Will you write out the data exactly, excluding every picture?

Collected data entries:
* * * * * * *
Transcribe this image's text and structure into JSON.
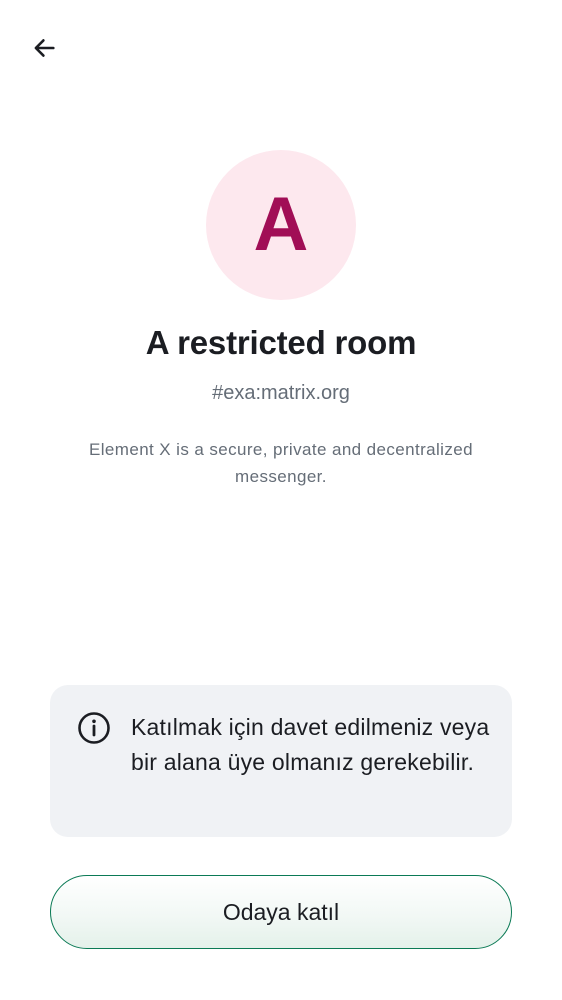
{
  "header": {
    "back_icon": "arrow-left-icon"
  },
  "room": {
    "avatar_letter": "A",
    "avatar_bg_color": "#fde8ee",
    "avatar_text_color": "#a10e56",
    "name": "A restricted room",
    "alias": "#exa:matrix.org",
    "topic": "Element X is a secure, private and decentralized messenger."
  },
  "notice": {
    "icon": "info-icon",
    "text": "Katılmak için davet edilmeniz veya bir alana üye olmanız gerekebilir."
  },
  "actions": {
    "join_label": "Odaya katıl",
    "accent_color": "#0b7a55"
  }
}
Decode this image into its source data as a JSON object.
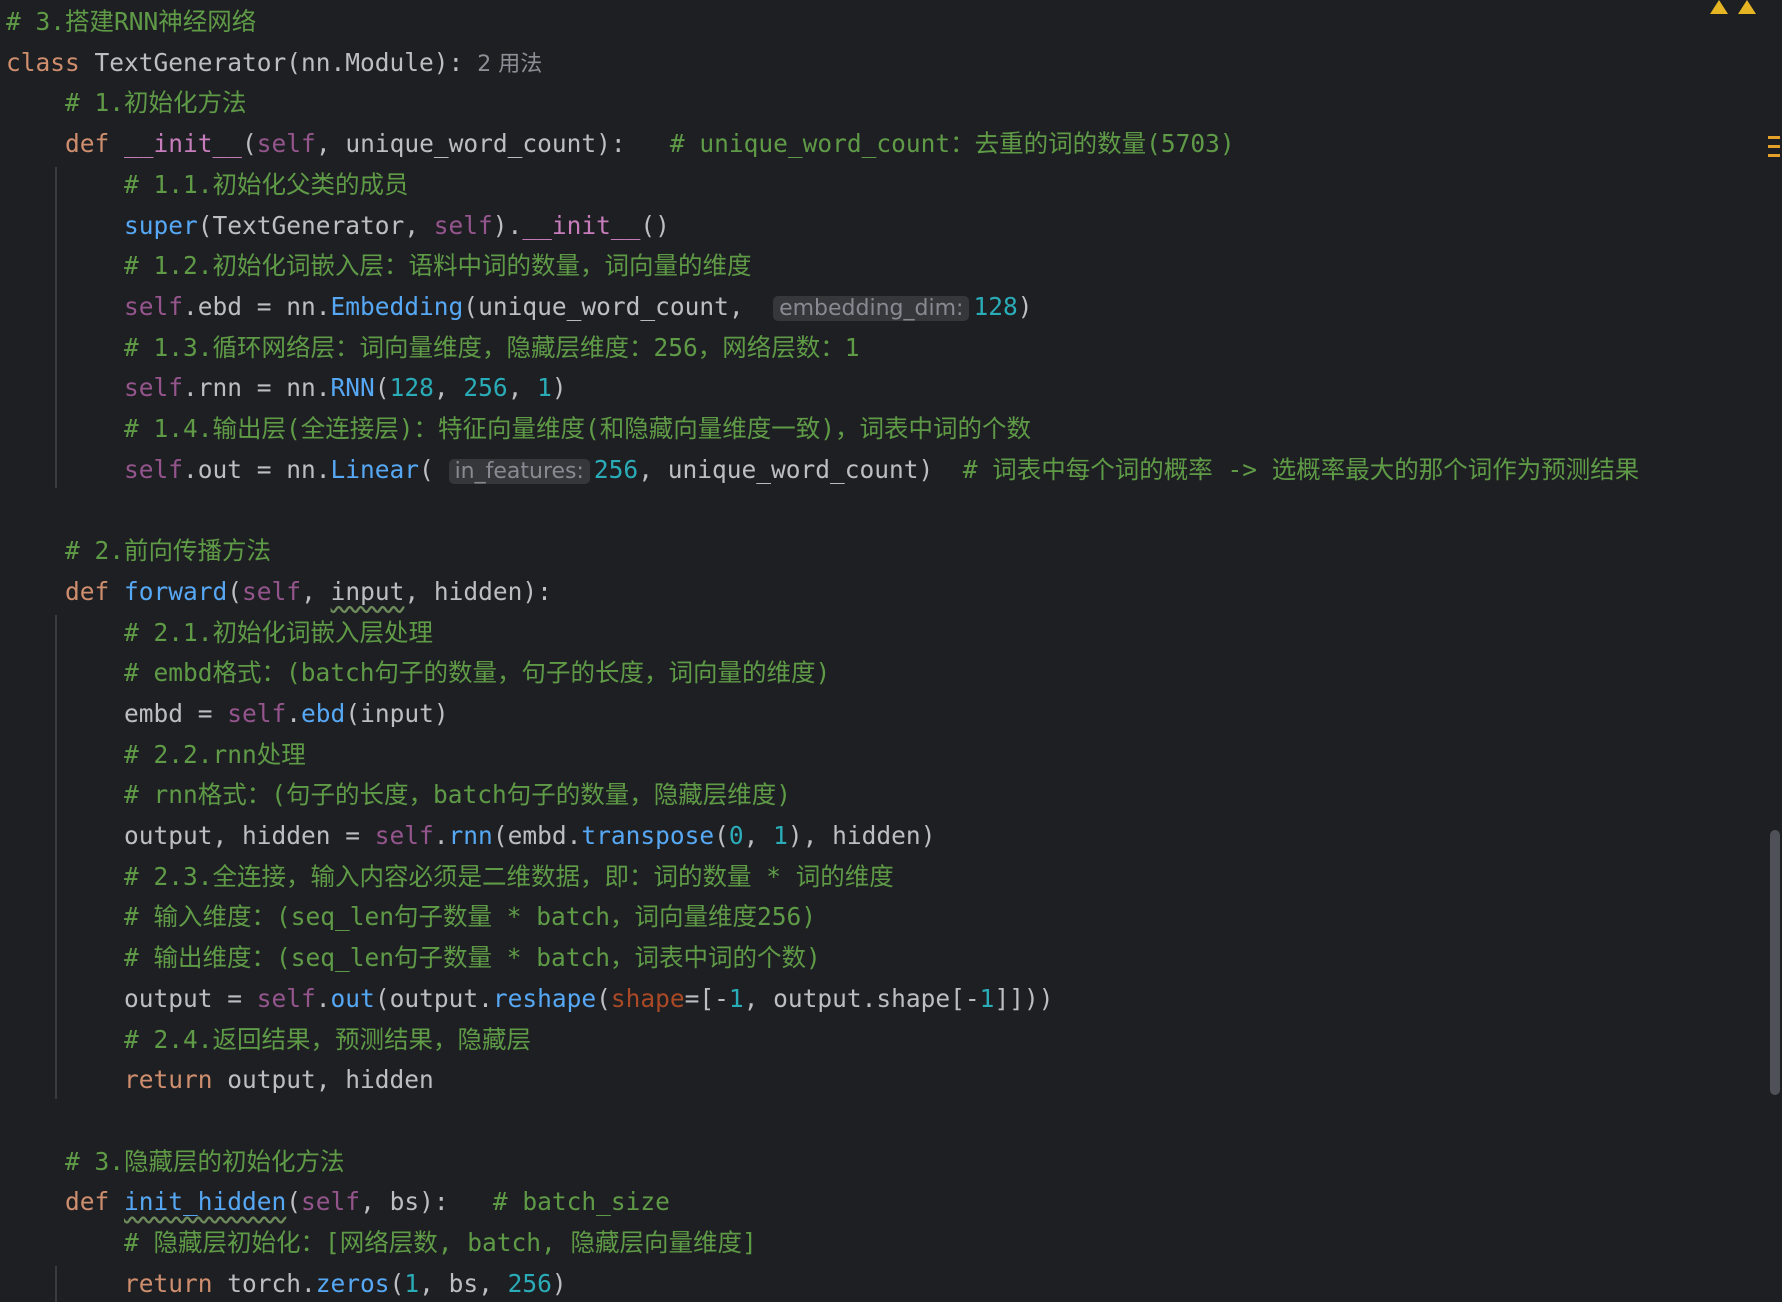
* * * * * * *
Task solution:
Transcribe this image's text and structure into JSON.
{
  "header": {
    "back_icon": "arrow-left-icon"
  },
  "room": {
    "avatar_letter": "A",
    "avatar_bg_color": "#fde8ee",
    "avatar_text_color": "#a10e56",
    "name": "A restricted room",
    "alias": "#exa:matrix.org",
    "topic": "Element X is a secure, private and decentralized messenger."
  },
  "notice": {
    "icon": "info-icon",
    "text": "Katılmak için davet edilmeniz veya bir alana üye olmanız gerekebilir."
  },
  "actions": {
    "join_label": "Odaya katıl",
    "accent_color": "#0b7a55"
  }
}
Decode this image into its source data as a JSON object.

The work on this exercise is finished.